YOUR INSTRUCTIONS: Find the lines holding "части" and copy them.

Saved entries
** BEGIN **

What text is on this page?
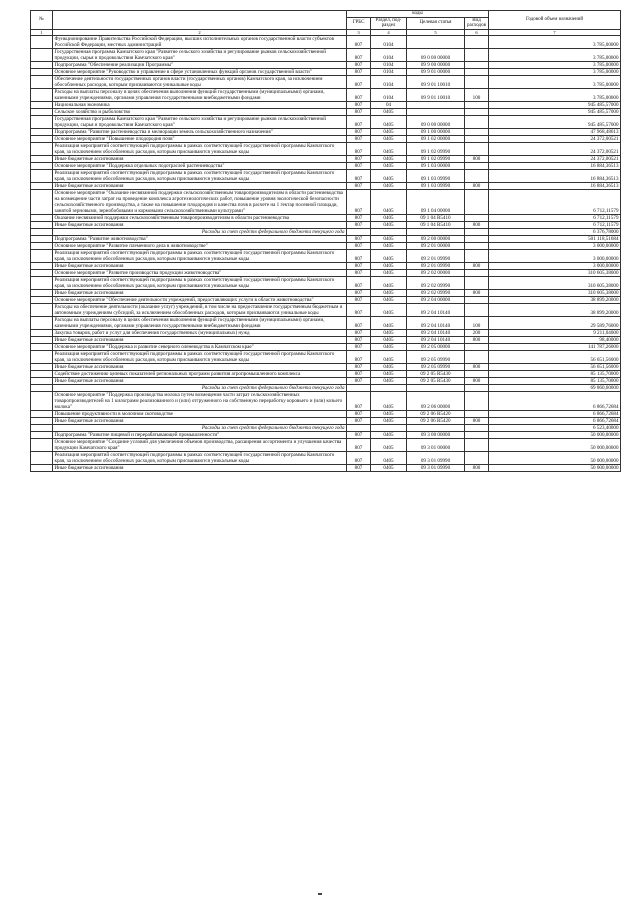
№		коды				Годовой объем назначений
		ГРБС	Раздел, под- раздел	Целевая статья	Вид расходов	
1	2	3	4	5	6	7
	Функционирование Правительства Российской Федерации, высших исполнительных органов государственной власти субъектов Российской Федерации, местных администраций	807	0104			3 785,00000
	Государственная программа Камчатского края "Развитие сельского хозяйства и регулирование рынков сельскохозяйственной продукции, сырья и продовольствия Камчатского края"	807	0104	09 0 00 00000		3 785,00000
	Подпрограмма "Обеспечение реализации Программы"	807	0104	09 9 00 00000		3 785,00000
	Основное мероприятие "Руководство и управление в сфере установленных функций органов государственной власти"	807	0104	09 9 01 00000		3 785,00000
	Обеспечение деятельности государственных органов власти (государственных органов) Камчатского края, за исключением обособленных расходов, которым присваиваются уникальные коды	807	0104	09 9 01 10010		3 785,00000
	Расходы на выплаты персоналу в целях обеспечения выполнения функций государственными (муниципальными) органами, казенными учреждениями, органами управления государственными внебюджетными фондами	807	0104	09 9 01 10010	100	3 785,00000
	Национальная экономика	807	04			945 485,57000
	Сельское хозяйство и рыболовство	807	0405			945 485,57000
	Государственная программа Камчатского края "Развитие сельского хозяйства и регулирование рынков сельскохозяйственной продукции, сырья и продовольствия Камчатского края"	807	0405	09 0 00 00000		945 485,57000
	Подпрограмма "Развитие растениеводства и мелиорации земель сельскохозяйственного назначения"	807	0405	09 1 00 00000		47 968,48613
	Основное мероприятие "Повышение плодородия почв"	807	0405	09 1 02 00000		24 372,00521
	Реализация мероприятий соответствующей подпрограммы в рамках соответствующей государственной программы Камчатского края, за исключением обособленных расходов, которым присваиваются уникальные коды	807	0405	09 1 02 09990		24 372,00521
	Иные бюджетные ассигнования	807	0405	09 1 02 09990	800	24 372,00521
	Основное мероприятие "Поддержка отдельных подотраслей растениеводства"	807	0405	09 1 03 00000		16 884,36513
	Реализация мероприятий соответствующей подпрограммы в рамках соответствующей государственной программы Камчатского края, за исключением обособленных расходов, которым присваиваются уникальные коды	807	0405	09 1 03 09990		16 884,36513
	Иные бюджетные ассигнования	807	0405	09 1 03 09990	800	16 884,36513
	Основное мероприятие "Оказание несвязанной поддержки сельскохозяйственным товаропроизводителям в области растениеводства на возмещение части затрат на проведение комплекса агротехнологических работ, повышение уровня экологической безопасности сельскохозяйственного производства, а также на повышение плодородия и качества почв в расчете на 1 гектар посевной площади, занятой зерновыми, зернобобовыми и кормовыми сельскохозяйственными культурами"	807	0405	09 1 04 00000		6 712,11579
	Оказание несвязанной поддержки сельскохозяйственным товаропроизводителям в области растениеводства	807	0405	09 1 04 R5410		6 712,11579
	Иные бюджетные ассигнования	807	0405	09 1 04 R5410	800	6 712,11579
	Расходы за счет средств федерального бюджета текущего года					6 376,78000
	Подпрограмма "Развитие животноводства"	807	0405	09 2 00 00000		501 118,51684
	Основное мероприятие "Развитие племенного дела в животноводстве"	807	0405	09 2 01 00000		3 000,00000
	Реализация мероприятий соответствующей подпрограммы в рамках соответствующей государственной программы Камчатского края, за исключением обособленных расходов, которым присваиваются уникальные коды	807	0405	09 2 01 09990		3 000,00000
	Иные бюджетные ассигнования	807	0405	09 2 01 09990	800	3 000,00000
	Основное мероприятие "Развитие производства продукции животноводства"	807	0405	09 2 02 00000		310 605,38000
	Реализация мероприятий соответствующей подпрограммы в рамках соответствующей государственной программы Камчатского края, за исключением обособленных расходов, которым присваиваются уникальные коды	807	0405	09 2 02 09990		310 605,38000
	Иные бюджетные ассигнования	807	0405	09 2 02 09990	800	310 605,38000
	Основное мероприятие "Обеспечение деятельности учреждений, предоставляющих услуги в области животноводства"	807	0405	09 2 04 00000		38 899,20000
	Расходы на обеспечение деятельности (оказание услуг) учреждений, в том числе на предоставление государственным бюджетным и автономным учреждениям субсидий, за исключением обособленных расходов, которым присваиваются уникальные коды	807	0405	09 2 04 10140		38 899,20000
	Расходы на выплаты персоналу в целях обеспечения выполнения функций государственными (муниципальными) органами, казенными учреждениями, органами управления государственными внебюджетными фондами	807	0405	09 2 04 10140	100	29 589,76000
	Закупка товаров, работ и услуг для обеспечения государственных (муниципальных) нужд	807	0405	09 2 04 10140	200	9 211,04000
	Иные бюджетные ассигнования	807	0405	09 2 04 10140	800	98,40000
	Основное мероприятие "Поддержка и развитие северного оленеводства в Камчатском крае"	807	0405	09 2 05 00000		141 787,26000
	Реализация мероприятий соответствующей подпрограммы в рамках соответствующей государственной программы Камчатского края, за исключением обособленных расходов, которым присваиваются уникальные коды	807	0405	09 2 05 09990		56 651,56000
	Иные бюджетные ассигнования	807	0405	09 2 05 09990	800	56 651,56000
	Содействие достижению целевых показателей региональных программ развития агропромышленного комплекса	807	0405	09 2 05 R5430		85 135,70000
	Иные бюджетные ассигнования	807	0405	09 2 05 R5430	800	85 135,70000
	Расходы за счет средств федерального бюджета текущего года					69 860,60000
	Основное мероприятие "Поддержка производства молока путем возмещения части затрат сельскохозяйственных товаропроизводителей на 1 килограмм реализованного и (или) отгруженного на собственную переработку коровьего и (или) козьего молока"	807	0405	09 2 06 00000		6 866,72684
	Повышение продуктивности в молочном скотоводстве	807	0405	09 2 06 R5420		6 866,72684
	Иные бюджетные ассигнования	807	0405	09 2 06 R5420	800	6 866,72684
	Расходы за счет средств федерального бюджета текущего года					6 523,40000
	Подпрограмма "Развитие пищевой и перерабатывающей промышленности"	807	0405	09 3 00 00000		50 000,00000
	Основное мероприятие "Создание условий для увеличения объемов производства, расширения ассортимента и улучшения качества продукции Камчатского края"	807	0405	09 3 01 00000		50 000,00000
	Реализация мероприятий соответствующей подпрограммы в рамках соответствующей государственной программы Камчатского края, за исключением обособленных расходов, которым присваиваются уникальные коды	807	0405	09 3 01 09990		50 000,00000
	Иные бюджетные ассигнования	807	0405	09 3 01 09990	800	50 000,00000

** END **
** BEGIN **

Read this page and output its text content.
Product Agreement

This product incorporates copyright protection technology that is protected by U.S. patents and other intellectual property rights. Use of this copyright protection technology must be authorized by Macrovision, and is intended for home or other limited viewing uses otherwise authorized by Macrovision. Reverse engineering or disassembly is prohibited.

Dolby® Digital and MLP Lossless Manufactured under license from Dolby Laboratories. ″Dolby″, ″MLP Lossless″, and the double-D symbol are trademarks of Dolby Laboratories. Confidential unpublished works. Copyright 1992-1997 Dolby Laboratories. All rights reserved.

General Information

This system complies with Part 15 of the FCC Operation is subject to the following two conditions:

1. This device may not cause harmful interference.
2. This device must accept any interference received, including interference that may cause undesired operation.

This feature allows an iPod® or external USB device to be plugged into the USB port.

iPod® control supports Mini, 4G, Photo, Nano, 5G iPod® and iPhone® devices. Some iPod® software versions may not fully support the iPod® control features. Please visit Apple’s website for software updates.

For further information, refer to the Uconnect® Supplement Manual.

** END **

TASK OUTPUT:
	Основное мероприятие "Оказание несвязанной поддержки сельскохозяйственным товаропроизводителям в области растениеводства на возмещение части затрат на проведение комплекса агротехнологических работ, повышение уровня экологической безопасности сельскохозяйственного производства, а также на повышение плодородия и качества почв в расчете на 1 гектар посевной площади, занятой зерновыми, зернобобовыми и кормовыми сельскохозяйственными культурами"	807	0405	09 1 04 00000		6 712,11579
	Основное мероприятие "Поддержка производства молока путем возмещения части затрат сельскохозяйственных товаропроизводителей на 1 килограмм реализованного и (или) отгруженного на собственную переработку коровьего и (или) козьего молока"	807	0405	09 2 06 00000		6 866,72684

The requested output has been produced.